_What to produce_
Leave out the pictures and repeat everything else in the records exactly.

_Data listing_

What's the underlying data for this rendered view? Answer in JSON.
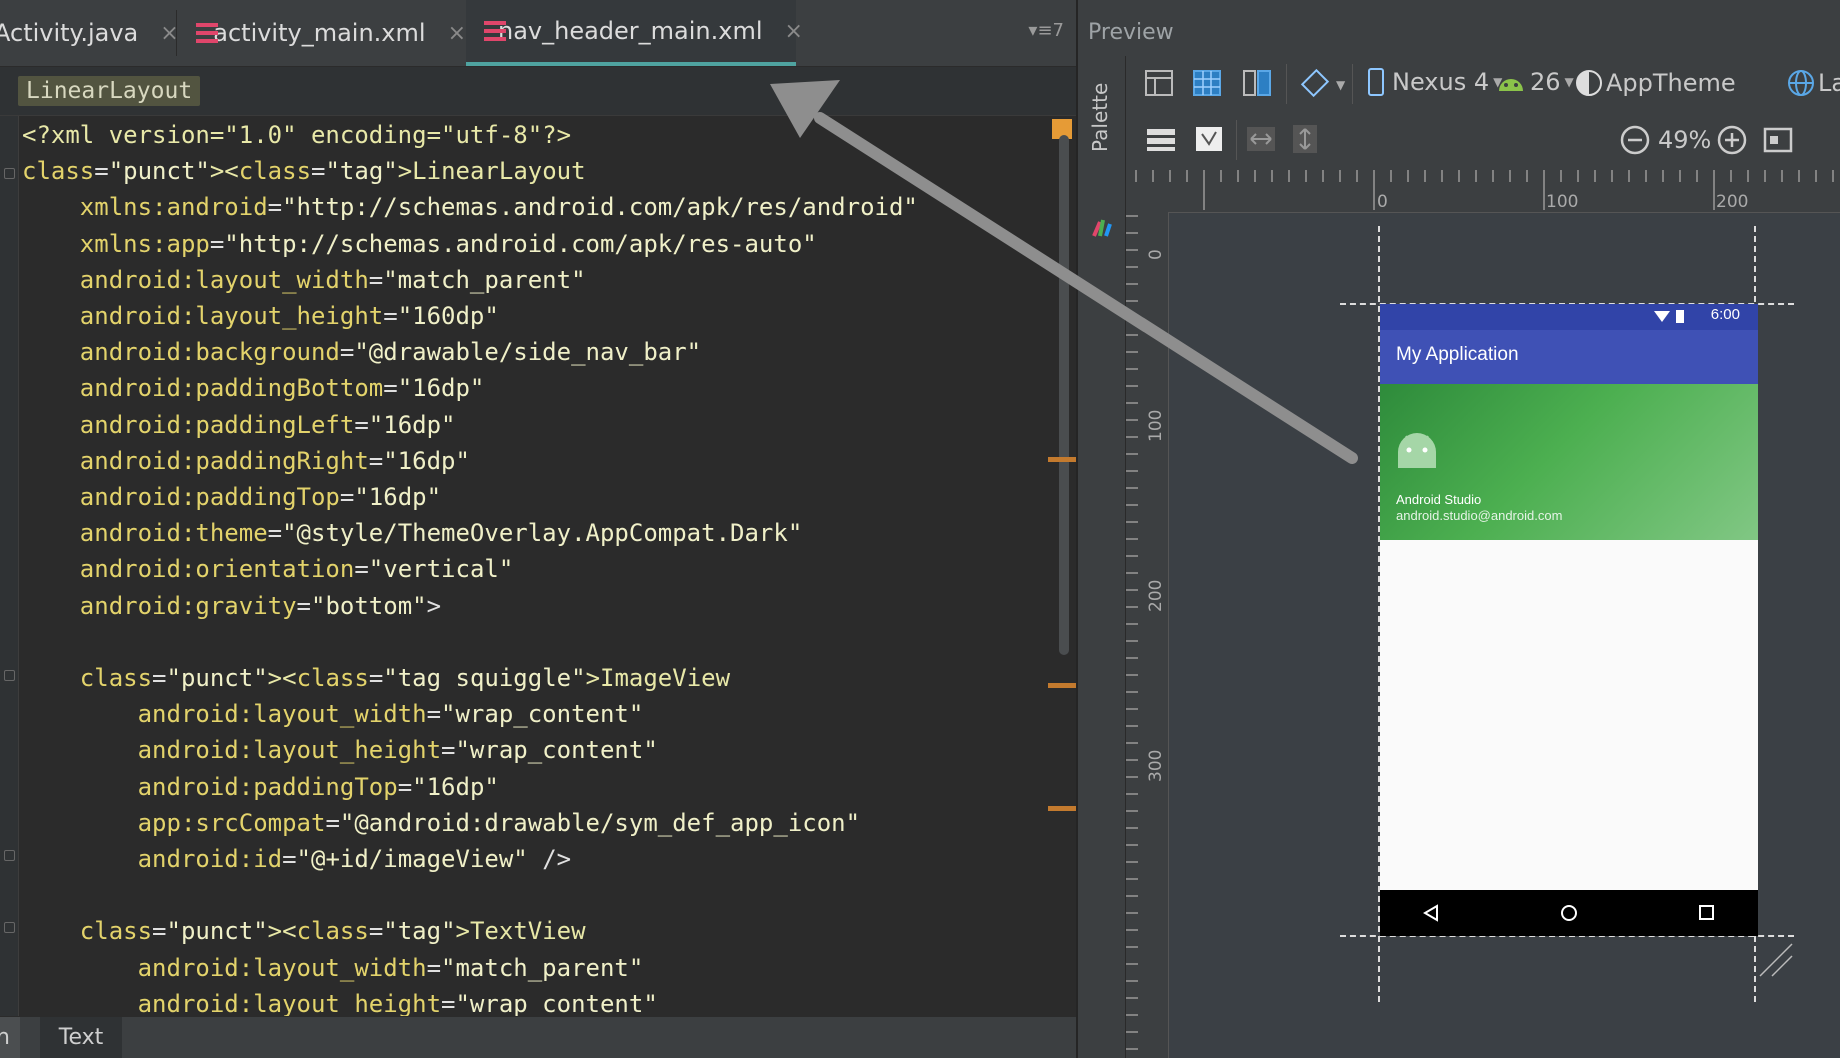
{
  "editor": {
    "tabs": [
      {
        "label": "Activity.java",
        "active": false
      },
      {
        "label": "activity_main.xml",
        "active": false
      },
      {
        "label": "nav_header_main.xml",
        "active": true
      }
    ],
    "tab_close_glyph": "×",
    "tab_overflow": "7",
    "breadcrumb": "LinearLayout",
    "bottom_tabs": {
      "design": "n",
      "text": "Text"
    },
    "code_lines": [
      "<?xml version=\"1.0\" encoding=\"utf-8\"?>",
      "<LinearLayout",
      "    xmlns:android=\"http://schemas.android.com/apk/res/android\"",
      "    xmlns:app=\"http://schemas.android.com/apk/res-auto\"",
      "    android:layout_width=\"match_parent\"",
      "    android:layout_height=\"160dp\"",
      "    android:background=\"@drawable/side_nav_bar\"",
      "    android:paddingBottom=\"16dp\"",
      "    android:paddingLeft=\"16dp\"",
      "    android:paddingRight=\"16dp\"",
      "    android:paddingTop=\"16dp\"",
      "    android:theme=\"@style/ThemeOverlay.AppCompat.Dark\"",
      "    android:orientation=\"vertical\"",
      "    android:gravity=\"bottom\">",
      "",
      "    <ImageView",
      "        android:layout_width=\"wrap_content\"",
      "        android:layout_height=\"wrap_content\"",
      "        android:paddingTop=\"16dp\"",
      "        app:srcCompat=\"@android:drawable/sym_def_app_icon\"",
      "        android:id=\"@+id/imageView\" />",
      "",
      "    <TextView",
      "        android:layout_width=\"match_parent\"",
      "        android:layout_height=\"wrap_content\""
    ]
  },
  "preview": {
    "title": "Preview",
    "palette_label": "Palette",
    "device": "Nexus 4",
    "api_level": "26",
    "theme": "AppTheme",
    "locale": "La",
    "zoom": "49%",
    "ruler_top": [
      "0",
      "100",
      "200"
    ],
    "ruler_left": [
      "0",
      "100",
      "200",
      "300"
    ],
    "phone": {
      "status_time": "6:00",
      "app_title": "My Application",
      "nav_name": "Android Studio",
      "nav_email": "android.studio@android.com"
    }
  },
  "colors": {
    "tag": "#ec3f5f",
    "attribute": "#e3d36b",
    "app_bar": "#3f51b5",
    "status_bar": "#3144a8",
    "nav_header_start": "#2e8b3b",
    "nav_header_end": "#81c784",
    "accent_tab": "#4fa3a0",
    "arrow": "#8e8e8e"
  }
}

_Output for this exercise_
What's the underlying data for this rendered view? Answer in JSON.
{
  "editor": {
    "tabs": [
      {
        "label": "Activity.java",
        "active": false
      },
      {
        "label": "activity_main.xml",
        "active": false
      },
      {
        "label": "nav_header_main.xml",
        "active": true
      }
    ],
    "tab_close_glyph": "×",
    "tab_overflow": "7",
    "breadcrumb": "LinearLayout",
    "bottom_tabs": {
      "design": "n",
      "text": "Text"
    },
    "code_lines": [
      "<?xml version=\"1.0\" encoding=\"utf-8\"?>",
      "<LinearLayout",
      "    xmlns:android=\"http://schemas.android.com/apk/res/android\"",
      "    xmlns:app=\"http://schemas.android.com/apk/res-auto\"",
      "    android:layout_width=\"match_parent\"",
      "    android:layout_height=\"160dp\"",
      "    android:background=\"@drawable/side_nav_bar\"",
      "    android:paddingBottom=\"16dp\"",
      "    android:paddingLeft=\"16dp\"",
      "    android:paddingRight=\"16dp\"",
      "    android:paddingTop=\"16dp\"",
      "    android:theme=\"@style/ThemeOverlay.AppCompat.Dark\"",
      "    android:orientation=\"vertical\"",
      "    android:gravity=\"bottom\">",
      "",
      "    <ImageView",
      "        android:layout_width=\"wrap_content\"",
      "        android:layout_height=\"wrap_content\"",
      "        android:paddingTop=\"16dp\"",
      "        app:srcCompat=\"@android:drawable/sym_def_app_icon\"",
      "        android:id=\"@+id/imageView\" />",
      "",
      "    <TextView",
      "        android:layout_width=\"match_parent\"",
      "        android:layout_height=\"wrap_content\""
    ]
  },
  "preview": {
    "title": "Preview",
    "palette_label": "Palette",
    "device": "Nexus 4",
    "api_level": "26",
    "theme": "AppTheme",
    "locale": "La",
    "zoom": "49%",
    "ruler_top": [
      "0",
      "100",
      "200"
    ],
    "ruler_left": [
      "0",
      "100",
      "200",
      "300"
    ],
    "phone": {
      "status_time": "6:00",
      "app_title": "My Application",
      "nav_name": "Android Studio",
      "nav_email": "android.studio@android.com"
    }
  },
  "colors": {
    "tag": "#ec3f5f",
    "attribute": "#e3d36b",
    "app_bar": "#3f51b5",
    "status_bar": "#3144a8",
    "nav_header_start": "#2e8b3b",
    "nav_header_end": "#81c784",
    "accent_tab": "#4fa3a0",
    "arrow": "#8e8e8e"
  }
}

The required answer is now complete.